:: Brief ::
Reproduce all the entries exactly and keep the pictures out.

┄┄┄┄┄┄

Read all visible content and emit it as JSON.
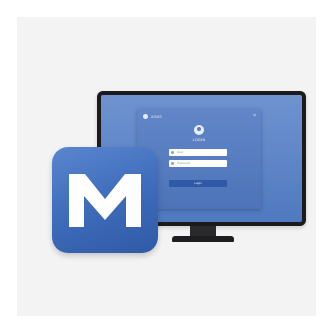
{
  "app_icon": {
    "name": "M-icon",
    "color": "#3d6ab9"
  },
  "login_window": {
    "title": "XDMS",
    "heading": "LOGIN",
    "username_placeholder": "User",
    "password_placeholder": "Password",
    "button_label": "Login",
    "close_glyph": "×"
  },
  "colors": {
    "background": "#f3f3f3",
    "screen": "#5b82c6",
    "monitor_frame": "#1b1b1d",
    "button": "#2f5aa6"
  }
}
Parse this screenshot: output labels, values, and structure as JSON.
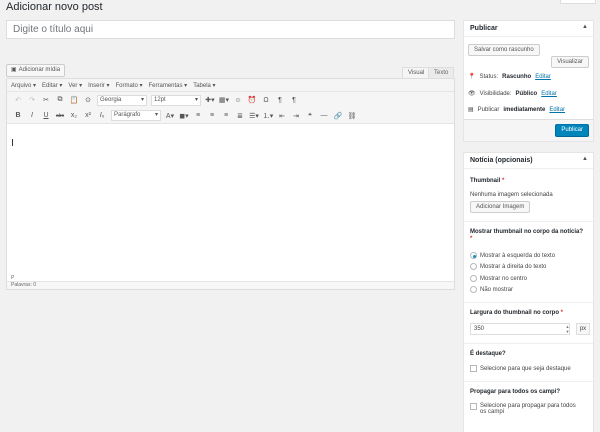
{
  "page": {
    "title": "Adicionar novo post"
  },
  "title_field": {
    "placeholder": "Digite o título aqui"
  },
  "editor": {
    "add_media": "Adicionar mídia",
    "tabs": {
      "visual": "Visual",
      "text": "Texto"
    },
    "menu": [
      "Arquivo",
      "Editar",
      "Ver",
      "Inserir",
      "Formato",
      "Ferramentas",
      "Tabela"
    ],
    "font_family": "Georgia",
    "font_size": "12pt",
    "block_format": "Parágrafo",
    "path": "P",
    "word_count": "Palavras: 0"
  },
  "publish": {
    "title": "Publicar",
    "save_draft": "Salvar como rascunho",
    "preview": "Visualizar",
    "status_label": "Status:",
    "status_value": "Rascunho",
    "visibility_label": "Visibilidade:",
    "visibility_value": "Público",
    "schedule_label": "Publicar",
    "schedule_value": "imediatamente",
    "edit": "Editar",
    "publish_button": "Publicar"
  },
  "noticia": {
    "title": "Notícia (opcionais)",
    "thumbnail_label": "Thumbnail",
    "no_image": "Nenhuma imagem selecionada",
    "add_image": "Adicionar Imagem",
    "show_thumb_label": "Mostrar thumbnail no corpo da notícia?",
    "options": [
      "Mostrar à esquerda do texto",
      "Mostrar à direita do texto",
      "Mostrar no centro",
      "Não mostrar"
    ],
    "width_label": "Largura do thumbnail no corpo",
    "width_value": "350",
    "width_unit": "px",
    "highlight_label": "É destaque?",
    "highlight_check": "Selecione para que seja destaque",
    "propagate_label": "Propagar para todos os campi?",
    "propagate_check_1": "Selecione para propagar para todos",
    "propagate_check_2": "os campi",
    "required_mark": "*"
  }
}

┄┄┄┄┄┄

:: Answer to this exercise ::
Read all visible content and emit it as JSON.
{
  "app_icon": {
    "name": "M-icon",
    "color": "#3d6ab9"
  },
  "login_window": {
    "title": "XDMS",
    "heading": "LOGIN",
    "username_placeholder": "User",
    "password_placeholder": "Password",
    "button_label": "Login",
    "close_glyph": "×"
  },
  "colors": {
    "background": "#f3f3f3",
    "screen": "#5b82c6",
    "monitor_frame": "#1b1b1d",
    "button": "#2f5aa6"
  }
}
Parse this screenshot: output labels, values, and structure as JSON.
{
  "page": {
    "title": "Adicionar novo post"
  },
  "title_field": {
    "placeholder": "Digite o título aqui"
  },
  "editor": {
    "add_media": "Adicionar mídia",
    "tabs": {
      "visual": "Visual",
      "text": "Texto"
    },
    "menu": [
      "Arquivo",
      "Editar",
      "Ver",
      "Inserir",
      "Formato",
      "Ferramentas",
      "Tabela"
    ],
    "font_family": "Georgia",
    "font_size": "12pt",
    "block_format": "Parágrafo",
    "path": "P",
    "word_count": "Palavras: 0"
  },
  "publish": {
    "title": "Publicar",
    "save_draft": "Salvar como rascunho",
    "preview": "Visualizar",
    "status_label": "Status:",
    "status_value": "Rascunho",
    "visibility_label": "Visibilidade:",
    "visibility_value": "Público",
    "schedule_label": "Publicar",
    "schedule_value": "imediatamente",
    "edit": "Editar",
    "publish_button": "Publicar"
  },
  "noticia": {
    "title": "Notícia (opcionais)",
    "thumbnail_label": "Thumbnail",
    "no_image": "Nenhuma imagem selecionada",
    "add_image": "Adicionar Imagem",
    "show_thumb_label": "Mostrar thumbnail no corpo da notícia?",
    "options": [
      "Mostrar à esquerda do texto",
      "Mostrar à direita do texto",
      "Mostrar no centro",
      "Não mostrar"
    ],
    "width_label": "Largura do thumbnail no corpo",
    "width_value": "350",
    "width_unit": "px",
    "highlight_label": "É destaque?",
    "highlight_check": "Selecione para que seja destaque",
    "propagate_label": "Propagar para todos os campi?",
    "propagate_check_1": "Selecione para propagar para todos",
    "propagate_check_2": "os campi",
    "required_mark": "*"
  }
}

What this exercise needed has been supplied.